● DATA SUPPLIED
===

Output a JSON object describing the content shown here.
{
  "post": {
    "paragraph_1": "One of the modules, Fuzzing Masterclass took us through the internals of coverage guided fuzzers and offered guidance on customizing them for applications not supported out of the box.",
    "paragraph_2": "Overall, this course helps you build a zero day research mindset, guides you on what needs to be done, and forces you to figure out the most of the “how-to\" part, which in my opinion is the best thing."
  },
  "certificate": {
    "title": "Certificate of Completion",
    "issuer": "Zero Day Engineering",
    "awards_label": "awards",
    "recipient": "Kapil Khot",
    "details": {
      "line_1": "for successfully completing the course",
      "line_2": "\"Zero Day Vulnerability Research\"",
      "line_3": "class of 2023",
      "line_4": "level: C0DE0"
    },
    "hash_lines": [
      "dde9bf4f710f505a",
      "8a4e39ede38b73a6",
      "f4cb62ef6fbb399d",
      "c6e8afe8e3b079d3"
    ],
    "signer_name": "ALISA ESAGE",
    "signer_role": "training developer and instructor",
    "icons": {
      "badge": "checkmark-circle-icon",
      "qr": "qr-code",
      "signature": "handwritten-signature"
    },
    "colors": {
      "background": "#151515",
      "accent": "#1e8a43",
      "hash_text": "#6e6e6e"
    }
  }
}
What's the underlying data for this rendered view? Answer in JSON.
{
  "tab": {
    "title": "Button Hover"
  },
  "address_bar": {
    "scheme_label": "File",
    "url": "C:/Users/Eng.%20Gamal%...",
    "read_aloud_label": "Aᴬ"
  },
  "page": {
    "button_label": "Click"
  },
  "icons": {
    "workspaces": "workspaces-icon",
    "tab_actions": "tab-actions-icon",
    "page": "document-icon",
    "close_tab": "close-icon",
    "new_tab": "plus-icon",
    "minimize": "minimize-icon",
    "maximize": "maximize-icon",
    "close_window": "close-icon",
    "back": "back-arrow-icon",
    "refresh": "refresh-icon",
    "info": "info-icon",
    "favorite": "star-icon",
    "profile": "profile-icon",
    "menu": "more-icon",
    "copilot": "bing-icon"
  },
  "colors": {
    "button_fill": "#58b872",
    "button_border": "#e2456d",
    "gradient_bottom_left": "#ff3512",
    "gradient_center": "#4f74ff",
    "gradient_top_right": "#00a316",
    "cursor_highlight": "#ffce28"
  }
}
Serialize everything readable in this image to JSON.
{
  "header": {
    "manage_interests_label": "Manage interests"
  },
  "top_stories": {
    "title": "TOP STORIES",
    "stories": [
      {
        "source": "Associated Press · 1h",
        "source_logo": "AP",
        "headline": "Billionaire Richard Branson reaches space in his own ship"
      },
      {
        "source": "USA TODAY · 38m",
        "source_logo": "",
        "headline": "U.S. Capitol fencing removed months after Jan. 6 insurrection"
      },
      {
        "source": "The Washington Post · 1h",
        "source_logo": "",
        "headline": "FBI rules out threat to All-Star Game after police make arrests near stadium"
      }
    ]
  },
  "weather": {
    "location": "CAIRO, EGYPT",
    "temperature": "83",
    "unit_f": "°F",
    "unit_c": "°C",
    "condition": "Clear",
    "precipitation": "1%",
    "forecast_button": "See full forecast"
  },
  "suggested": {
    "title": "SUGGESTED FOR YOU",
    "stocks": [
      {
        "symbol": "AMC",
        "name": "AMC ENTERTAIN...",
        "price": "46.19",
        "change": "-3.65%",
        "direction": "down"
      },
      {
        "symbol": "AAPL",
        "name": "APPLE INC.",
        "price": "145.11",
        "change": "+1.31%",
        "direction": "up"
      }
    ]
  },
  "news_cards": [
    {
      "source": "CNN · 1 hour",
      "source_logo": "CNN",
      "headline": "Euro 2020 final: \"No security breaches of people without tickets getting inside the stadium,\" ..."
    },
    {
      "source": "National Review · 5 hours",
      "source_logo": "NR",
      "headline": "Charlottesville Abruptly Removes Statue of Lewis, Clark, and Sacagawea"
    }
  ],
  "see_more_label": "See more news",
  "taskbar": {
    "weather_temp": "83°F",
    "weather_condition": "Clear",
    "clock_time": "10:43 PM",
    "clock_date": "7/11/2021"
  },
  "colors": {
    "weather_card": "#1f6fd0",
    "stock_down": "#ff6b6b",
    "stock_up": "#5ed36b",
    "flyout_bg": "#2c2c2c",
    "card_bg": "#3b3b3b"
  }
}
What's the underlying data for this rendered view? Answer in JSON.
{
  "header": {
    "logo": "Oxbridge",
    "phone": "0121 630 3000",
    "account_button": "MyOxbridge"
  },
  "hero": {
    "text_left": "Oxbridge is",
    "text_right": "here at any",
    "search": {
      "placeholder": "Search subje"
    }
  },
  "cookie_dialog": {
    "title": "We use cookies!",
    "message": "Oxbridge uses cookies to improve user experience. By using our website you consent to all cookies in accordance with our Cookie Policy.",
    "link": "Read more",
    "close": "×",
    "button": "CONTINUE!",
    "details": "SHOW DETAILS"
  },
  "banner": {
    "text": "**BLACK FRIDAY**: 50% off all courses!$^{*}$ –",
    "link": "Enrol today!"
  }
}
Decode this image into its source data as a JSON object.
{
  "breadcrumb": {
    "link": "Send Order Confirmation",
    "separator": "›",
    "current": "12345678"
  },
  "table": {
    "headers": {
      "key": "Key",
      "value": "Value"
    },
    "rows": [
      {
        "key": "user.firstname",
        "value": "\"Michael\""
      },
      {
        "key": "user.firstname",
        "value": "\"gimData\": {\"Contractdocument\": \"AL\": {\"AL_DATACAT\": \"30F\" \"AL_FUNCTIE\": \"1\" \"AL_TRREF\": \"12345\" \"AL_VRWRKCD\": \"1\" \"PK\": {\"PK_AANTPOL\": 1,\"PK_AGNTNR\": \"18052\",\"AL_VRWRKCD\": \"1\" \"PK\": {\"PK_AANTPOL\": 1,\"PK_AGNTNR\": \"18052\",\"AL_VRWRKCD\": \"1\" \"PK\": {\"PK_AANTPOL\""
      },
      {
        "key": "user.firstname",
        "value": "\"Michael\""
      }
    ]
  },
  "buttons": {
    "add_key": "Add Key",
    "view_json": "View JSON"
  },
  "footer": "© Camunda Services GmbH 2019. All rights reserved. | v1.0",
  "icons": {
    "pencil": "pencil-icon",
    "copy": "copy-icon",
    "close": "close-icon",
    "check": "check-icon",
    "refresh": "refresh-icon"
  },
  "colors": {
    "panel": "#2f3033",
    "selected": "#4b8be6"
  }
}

===

● TASK GOAL
Copy each line holding the word "headline" from the listing above.

● WRITTEN REPLY
        "headline": "Billionaire Richard Branson reaches space in his own ship"
        "headline": "U.S. Capitol fencing removed months after Jan. 6 insurrection"
        "headline": "FBI rules out threat to All-Star Game after police make arrests near stadium"
      "headline": "Euro 2020 final: \"No security breaches of people without tickets getting inside the stadium,\" ..."
      "headline": "Charlottesville Abruptly Removes Statue of Lewis, Clark, and Sacagawea"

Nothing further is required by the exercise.